■ What is required
Within the records that follow, find every line containing the string "envelope". Copy those lines.
--- START OF Information shown ---
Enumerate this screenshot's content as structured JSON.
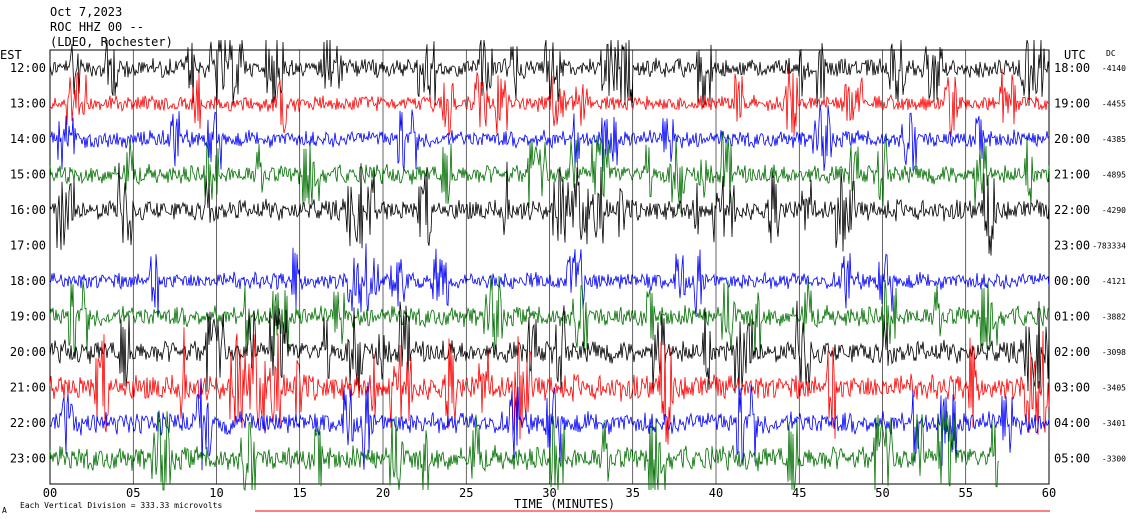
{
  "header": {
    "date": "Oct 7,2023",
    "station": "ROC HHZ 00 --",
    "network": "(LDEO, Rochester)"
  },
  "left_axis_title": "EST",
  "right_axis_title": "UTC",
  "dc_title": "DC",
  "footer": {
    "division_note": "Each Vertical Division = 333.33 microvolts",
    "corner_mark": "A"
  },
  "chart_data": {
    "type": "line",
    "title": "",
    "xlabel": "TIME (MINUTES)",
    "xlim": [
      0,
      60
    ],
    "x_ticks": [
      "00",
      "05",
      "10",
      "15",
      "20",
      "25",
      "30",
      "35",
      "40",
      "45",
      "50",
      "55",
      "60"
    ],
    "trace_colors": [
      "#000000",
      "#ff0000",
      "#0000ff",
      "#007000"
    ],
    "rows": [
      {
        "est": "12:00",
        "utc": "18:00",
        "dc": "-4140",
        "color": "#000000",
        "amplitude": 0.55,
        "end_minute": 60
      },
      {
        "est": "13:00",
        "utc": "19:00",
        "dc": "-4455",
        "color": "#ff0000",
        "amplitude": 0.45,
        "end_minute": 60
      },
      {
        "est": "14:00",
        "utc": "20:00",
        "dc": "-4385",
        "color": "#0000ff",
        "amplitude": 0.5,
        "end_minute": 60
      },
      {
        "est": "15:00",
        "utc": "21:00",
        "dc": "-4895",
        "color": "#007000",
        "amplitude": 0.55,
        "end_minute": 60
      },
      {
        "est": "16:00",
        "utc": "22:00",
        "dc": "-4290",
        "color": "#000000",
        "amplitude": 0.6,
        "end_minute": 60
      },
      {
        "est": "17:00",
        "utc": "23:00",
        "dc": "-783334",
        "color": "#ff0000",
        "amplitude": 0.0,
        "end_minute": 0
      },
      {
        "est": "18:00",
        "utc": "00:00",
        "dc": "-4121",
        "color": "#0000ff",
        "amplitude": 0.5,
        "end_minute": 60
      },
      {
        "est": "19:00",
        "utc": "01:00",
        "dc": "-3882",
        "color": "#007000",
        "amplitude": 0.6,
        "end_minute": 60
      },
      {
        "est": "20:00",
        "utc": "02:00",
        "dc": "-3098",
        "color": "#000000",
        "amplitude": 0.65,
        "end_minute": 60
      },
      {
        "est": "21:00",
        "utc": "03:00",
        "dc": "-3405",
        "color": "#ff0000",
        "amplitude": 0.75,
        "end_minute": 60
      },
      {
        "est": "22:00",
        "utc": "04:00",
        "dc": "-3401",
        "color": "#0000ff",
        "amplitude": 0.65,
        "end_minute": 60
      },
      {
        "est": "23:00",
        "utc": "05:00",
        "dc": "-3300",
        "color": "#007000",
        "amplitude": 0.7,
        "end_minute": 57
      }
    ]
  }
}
--- END OF Information shown ---
--- START OF Information shown ---
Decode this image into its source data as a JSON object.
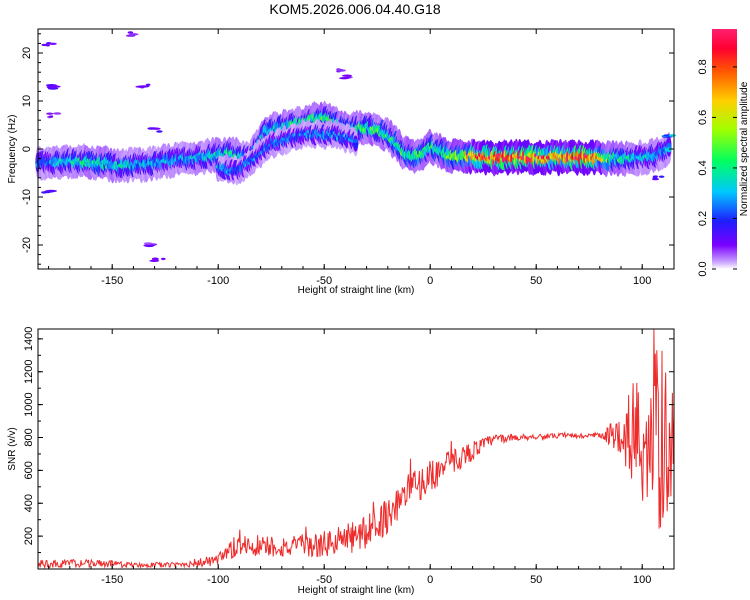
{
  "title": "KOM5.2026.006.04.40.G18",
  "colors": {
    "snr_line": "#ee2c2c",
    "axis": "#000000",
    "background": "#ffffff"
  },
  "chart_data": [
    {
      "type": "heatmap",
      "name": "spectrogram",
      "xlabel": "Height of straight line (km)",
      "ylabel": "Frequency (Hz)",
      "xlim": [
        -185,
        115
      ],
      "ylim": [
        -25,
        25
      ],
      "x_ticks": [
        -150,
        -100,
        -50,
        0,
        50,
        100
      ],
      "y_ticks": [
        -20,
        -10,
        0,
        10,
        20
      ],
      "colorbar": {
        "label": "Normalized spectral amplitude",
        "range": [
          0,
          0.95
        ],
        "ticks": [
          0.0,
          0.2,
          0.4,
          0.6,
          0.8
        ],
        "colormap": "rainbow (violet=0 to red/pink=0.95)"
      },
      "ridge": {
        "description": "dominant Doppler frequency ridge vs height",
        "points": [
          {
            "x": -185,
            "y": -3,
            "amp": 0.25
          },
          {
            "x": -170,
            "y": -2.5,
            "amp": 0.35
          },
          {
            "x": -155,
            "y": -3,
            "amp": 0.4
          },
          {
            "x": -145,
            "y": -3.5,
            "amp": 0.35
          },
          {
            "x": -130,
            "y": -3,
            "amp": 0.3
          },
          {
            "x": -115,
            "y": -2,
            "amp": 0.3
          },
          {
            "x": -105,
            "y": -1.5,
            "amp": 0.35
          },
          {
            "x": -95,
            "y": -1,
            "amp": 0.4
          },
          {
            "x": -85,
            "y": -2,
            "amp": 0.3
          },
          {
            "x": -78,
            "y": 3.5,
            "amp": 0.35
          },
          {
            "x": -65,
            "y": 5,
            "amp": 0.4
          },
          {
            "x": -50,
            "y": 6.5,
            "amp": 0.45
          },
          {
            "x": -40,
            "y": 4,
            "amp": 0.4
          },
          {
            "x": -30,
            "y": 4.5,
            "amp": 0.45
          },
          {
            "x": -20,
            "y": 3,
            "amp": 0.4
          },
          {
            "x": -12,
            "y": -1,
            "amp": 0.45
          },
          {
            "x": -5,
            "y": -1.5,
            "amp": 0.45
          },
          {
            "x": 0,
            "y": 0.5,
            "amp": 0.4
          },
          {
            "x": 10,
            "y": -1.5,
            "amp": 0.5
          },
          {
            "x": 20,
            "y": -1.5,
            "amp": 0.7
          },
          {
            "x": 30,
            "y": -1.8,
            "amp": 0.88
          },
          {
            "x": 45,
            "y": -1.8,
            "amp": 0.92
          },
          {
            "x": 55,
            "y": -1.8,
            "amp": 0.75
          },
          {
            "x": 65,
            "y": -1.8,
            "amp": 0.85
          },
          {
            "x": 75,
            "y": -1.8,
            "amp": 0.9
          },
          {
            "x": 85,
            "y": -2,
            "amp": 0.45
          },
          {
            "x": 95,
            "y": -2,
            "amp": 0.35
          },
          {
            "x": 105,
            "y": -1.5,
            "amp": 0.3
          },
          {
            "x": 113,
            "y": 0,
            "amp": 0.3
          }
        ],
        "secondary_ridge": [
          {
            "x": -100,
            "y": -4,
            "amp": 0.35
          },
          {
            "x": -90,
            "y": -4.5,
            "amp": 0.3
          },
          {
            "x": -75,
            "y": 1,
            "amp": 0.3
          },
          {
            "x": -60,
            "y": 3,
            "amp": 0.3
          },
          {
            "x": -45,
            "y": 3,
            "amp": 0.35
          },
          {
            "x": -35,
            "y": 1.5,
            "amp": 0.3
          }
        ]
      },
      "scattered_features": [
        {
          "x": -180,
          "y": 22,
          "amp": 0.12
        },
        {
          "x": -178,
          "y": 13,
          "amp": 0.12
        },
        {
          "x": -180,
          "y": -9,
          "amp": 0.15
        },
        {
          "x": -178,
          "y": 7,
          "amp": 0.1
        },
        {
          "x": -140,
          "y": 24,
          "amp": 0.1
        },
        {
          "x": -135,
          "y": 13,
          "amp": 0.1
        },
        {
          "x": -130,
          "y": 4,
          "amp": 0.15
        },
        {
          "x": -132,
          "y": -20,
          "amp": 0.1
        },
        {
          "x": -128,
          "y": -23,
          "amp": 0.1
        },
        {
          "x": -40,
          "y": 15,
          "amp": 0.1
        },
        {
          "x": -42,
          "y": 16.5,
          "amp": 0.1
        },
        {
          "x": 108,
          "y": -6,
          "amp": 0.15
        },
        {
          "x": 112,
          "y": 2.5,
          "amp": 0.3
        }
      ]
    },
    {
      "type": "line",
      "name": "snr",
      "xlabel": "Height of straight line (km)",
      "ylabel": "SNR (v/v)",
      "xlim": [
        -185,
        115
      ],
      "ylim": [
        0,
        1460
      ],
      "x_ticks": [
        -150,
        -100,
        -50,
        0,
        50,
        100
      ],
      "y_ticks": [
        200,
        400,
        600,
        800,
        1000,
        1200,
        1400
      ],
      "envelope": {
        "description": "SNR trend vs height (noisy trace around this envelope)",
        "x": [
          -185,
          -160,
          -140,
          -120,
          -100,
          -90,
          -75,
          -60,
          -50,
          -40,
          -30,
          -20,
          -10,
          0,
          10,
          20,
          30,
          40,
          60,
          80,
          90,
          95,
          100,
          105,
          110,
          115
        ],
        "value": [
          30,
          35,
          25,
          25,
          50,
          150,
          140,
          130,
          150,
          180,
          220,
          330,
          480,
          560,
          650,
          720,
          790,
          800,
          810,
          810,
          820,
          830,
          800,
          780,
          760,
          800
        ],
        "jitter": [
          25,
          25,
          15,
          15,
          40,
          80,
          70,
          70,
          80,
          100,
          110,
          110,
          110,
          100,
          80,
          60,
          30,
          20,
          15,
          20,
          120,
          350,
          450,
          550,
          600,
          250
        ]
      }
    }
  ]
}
--- END OF Information shown ---
■ The result
      "envelope": {
        "description": "SNR trend vs height (noisy trace around this envelope)",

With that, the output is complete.